───── PROVIDED RECORDS

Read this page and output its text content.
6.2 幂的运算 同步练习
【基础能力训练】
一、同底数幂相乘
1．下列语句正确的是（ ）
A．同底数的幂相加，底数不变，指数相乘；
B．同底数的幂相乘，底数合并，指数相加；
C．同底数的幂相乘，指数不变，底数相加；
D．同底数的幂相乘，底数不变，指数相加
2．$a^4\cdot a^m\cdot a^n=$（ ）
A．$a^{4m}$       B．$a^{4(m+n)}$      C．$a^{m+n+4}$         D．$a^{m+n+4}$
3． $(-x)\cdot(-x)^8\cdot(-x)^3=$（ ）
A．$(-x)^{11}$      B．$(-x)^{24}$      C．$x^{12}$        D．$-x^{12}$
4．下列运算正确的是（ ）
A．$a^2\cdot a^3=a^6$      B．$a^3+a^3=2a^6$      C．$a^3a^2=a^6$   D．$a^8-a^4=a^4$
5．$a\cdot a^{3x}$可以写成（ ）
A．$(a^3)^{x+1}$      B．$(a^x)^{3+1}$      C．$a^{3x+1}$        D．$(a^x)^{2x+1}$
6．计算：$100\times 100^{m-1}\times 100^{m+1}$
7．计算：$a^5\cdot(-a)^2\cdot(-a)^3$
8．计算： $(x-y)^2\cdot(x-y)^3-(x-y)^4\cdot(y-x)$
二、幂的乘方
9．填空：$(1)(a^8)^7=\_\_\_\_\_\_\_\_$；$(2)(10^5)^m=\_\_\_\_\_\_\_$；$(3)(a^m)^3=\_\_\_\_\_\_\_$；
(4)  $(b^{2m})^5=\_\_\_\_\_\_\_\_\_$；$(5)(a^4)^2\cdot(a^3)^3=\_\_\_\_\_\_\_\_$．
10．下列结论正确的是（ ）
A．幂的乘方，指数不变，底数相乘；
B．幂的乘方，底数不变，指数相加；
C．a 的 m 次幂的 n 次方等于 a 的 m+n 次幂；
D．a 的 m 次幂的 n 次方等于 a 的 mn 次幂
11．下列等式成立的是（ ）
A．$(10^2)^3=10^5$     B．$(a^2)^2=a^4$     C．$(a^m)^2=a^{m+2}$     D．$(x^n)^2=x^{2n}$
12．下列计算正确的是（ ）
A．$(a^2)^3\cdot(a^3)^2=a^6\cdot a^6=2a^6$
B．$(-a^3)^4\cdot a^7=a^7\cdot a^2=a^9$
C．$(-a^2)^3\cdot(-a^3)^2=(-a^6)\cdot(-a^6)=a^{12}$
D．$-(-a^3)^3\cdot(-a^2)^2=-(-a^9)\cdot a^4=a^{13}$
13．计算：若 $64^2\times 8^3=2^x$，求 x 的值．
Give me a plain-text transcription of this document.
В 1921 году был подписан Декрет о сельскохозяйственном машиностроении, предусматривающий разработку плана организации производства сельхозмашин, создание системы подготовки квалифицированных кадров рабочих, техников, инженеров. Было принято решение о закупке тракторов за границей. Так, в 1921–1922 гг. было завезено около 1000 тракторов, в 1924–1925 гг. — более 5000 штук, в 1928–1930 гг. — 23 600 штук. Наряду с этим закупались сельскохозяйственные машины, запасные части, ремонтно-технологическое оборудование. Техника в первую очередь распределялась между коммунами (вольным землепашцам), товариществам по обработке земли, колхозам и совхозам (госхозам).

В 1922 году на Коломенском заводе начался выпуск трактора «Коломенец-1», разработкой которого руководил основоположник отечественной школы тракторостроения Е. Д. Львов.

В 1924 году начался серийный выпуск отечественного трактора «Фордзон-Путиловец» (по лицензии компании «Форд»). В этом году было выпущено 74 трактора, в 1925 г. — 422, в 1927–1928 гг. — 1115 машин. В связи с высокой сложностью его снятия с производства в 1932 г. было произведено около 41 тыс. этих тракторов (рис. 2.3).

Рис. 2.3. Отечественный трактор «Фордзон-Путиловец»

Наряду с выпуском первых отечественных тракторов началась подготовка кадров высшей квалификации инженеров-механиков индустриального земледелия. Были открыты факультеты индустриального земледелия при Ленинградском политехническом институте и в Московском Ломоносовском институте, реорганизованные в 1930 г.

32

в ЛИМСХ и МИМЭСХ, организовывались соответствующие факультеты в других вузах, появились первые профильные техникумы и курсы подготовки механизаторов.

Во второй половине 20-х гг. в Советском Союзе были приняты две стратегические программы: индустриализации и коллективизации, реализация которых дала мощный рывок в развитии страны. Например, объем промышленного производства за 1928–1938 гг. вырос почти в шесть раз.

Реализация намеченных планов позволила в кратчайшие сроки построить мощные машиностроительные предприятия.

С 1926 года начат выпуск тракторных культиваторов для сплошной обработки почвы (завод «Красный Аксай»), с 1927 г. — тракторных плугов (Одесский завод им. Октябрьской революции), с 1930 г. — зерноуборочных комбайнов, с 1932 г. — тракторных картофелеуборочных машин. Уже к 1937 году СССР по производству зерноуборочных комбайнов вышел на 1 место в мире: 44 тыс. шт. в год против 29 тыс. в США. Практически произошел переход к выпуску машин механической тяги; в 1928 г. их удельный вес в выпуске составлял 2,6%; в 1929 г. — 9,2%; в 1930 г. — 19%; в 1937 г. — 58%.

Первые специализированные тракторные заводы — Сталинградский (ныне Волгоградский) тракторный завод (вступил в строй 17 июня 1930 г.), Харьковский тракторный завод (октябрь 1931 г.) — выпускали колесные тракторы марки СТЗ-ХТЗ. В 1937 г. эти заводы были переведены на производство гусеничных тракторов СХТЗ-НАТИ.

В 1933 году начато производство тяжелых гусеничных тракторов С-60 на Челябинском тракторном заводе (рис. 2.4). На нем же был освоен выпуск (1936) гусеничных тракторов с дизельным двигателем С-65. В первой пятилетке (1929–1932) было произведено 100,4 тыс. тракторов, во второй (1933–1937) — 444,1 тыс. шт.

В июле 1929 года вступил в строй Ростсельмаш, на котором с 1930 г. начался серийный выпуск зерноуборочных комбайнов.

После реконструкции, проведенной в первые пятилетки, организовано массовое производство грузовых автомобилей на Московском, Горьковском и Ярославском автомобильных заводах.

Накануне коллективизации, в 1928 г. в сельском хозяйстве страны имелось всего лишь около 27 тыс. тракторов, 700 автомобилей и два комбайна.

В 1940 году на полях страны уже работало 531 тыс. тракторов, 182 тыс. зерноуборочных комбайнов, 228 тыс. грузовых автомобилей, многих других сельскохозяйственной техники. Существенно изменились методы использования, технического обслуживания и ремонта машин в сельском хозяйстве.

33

──────────

**WORK TO BE COMPLETED:**
Every record above needs to be repeated word for word.

**OUTPUT:**
Read this page and output its text content.
6.2 幂的运算 同步练习
【基础能力训练】
一、同底数幂相乘
1．下列语句正确的是（ ）
A．同底数的幂相加，底数不变，指数相乘；
B．同底数的幂相乘，底数合并，指数相加；
C．同底数的幂相乘，指数不变，底数相加；
D．同底数的幂相乘，底数不变，指数相加
2．$a^4\cdot a^m\cdot a^n=$（ ）
A．$a^{4m}$       B．$a^{4(m+n)}$      C．$a^{m+n+4}$         D．$a^{m+n+4}$
3． $(-x)\cdot(-x)^8\cdot(-x)^3=$（ ）
A．$(-x)^{11}$      B．$(-x)^{24}$      C．$x^{12}$        D．$-x^{12}$
4．下列运算正确的是（ ）
A．$a^2\cdot a^3=a^6$      B．$a^3+a^3=2a^6$      C．$a^3a^2=a^6$   D．$a^8-a^4=a^4$
5．$a\cdot a^{3x}$可以写成（ ）
A．$(a^3)^{x+1}$      B．$(a^x)^{3+1}$      C．$a^{3x+1}$        D．$(a^x)^{2x+1}$
6．计算：$100\times 100^{m-1}\times 100^{m+1}$
7．计算：$a^5\cdot(-a)^2\cdot(-a)^3$
8．计算： $(x-y)^2\cdot(x-y)^3-(x-y)^4\cdot(y-x)$
二、幂的乘方
9．填空：$(1)(a^8)^7=\_\_\_\_\_\_\_\_$；$(2)(10^5)^m=\_\_\_\_\_\_\_$；$(3)(a^m)^3=\_\_\_\_\_\_\_$；
(4)  $(b^{2m})^5=\_\_\_\_\_\_\_\_\_$；$(5)(a^4)^2\cdot(a^3)^3=\_\_\_\_\_\_\_\_$．
10．下列结论正确的是（ ）
A．幂的乘方，指数不变，底数相乘；
B．幂的乘方，底数不变，指数相加；
C．a 的 m 次幂的 n 次方等于 a 的 m+n 次幂；
D．a 的 m 次幂的 n 次方等于 a 的 mn 次幂
11．下列等式成立的是（ ）
A．$(10^2)^3=10^5$     B．$(a^2)^2=a^4$     C．$(a^m)^2=a^{m+2}$     D．$(x^n)^2=x^{2n}$
12．下列计算正确的是（ ）
A．$(a^2)^3\cdot(a^3)^2=a^6\cdot a^6=2a^6$
B．$(-a^3)^4\cdot a^7=a^7\cdot a^2=a^9$
C．$(-a^2)^3\cdot(-a^3)^2=(-a^6)\cdot(-a^6)=a^{12}$
D．$-(-a^3)^3\cdot(-a^2)^2=-(-a^9)\cdot a^4=a^{13}$
13．计算：若 $64^2\times 8^3=2^x$，求 x 的值．
Give me a plain-text transcription of this document.
В 1921 году был подписан Декрет о сельскохозяйственном машиностроении, предусматривающий разработку плана организации производства сельхозмашин, создание системы подготовки квалифицированных кадров рабочих, техников, инженеров. Было принято решение о закупке тракторов за границей. Так, в 1921–1922 гг. было завезено около 1000 тракторов, в 1924–1925 гг. — более 5000 штук, в 1928–1930 гг. — 23 600 штук. Наряду с этим закупались сельскохозяйственные машины, запасные части, ремонтно-технологическое оборудование. Техника в первую очередь распределялась между коммунами (вольным землепашцам), товариществам по обработке земли, колхозам и совхозам (госхозам).

В 1922 году на Коломенском заводе начался выпуск трактора «Коломенец-1», разработкой которого руководил основоположник отечественной школы тракторостроения Е. Д. Львов.

В 1924 году начался серийный выпуск отечественного трактора «Фордзон-Путиловец» (по лицензии компании «Форд»). В этом году было выпущено 74 трактора, в 1925 г. — 422, в 1927–1928 гг. — 1115 машин. В связи с высокой сложностью его снятия с производства в 1932 г. было произведено около 41 тыс. этих тракторов (рис. 2.3).

Рис. 2.3. Отечественный трактор «Фордзон-Путиловец»

Наряду с выпуском первых отечественных тракторов началась подготовка кадров высшей квалификации инженеров-механиков индустриального земледелия. Были открыты факультеты индустриального земледелия при Ленинградском политехническом институте и в Московском Ломоносовском институте, реорганизованные в 1930 г.

32

в ЛИМСХ и МИМЭСХ, организовывались соответствующие факультеты в других вузах, появились первые профильные техникумы и курсы подготовки механизаторов.

Во второй половине 20-х гг. в Советском Союзе были приняты две стратегические программы: индустриализации и коллективизации, реализация которых дала мощный рывок в развитии страны. Например, объем промышленного производства за 1928–1938 гг. вырос почти в шесть раз.

Реализация намеченных планов позволила в кратчайшие сроки построить мощные машиностроительные предприятия.

С 1926 года начат выпуск тракторных культиваторов для сплошной обработки почвы (завод «Красный Аксай»), с 1927 г. — тракторных плугов (Одесский завод им. Октябрьской революции), с 1930 г. — зерноуборочных комбайнов, с 1932 г. — тракторных картофелеуборочных машин. Уже к 1937 году СССР по производству зерноуборочных комбайнов вышел на 1 место в мире: 44 тыс. шт. в год против 29 тыс. в США. Практически произошел переход к выпуску машин механической тяги; в 1928 г. их удельный вес в выпуске составлял 2,6%; в 1929 г. — 9,2%; в 1930 г. — 19%; в 1937 г. — 58%.

Первые специализированные тракторные заводы — Сталинградский (ныне Волгоградский) тракторный завод (вступил в строй 17 июня 1930 г.), Харьковский тракторный завод (октябрь 1931 г.) — выпускали колесные тракторы марки СТЗ-ХТЗ. В 1937 г. эти заводы были переведены на производство гусеничных тракторов СХТЗ-НАТИ.

В 1933 году начато производство тяжелых гусеничных тракторов С-60 на Челябинском тракторном заводе (рис. 2.4). На нем же был освоен выпуск (1936) гусеничных тракторов с дизельным двигателем С-65. В первой пятилетке (1929–1932) было произведено 100,4 тыс. тракторов, во второй (1933–1937) — 444,1 тыс. шт.

В июле 1929 года вступил в строй Ростсельмаш, на котором с 1930 г. начался серийный выпуск зерноуборочных комбайнов.

После реконструкции, проведенной в первые пятилетки, организовано массовое производство грузовых автомобилей на Московском, Горьковском и Ярославском автомобильных заводах.

Накануне коллективизации, в 1928 г. в сельском хозяйстве страны имелось всего лишь около 27 тыс. тракторов, 700 автомобилей и два комбайна.

В 1940 году на полях страны уже работало 531 тыс. тракторов, 182 тыс. зерноуборочных комбайнов, 228 тыс. грузовых автомобилей, многих других сельскохозяйственной техники. Существенно изменились методы использования, технического обслуживания и ремонта машин в сельском хозяйстве.

33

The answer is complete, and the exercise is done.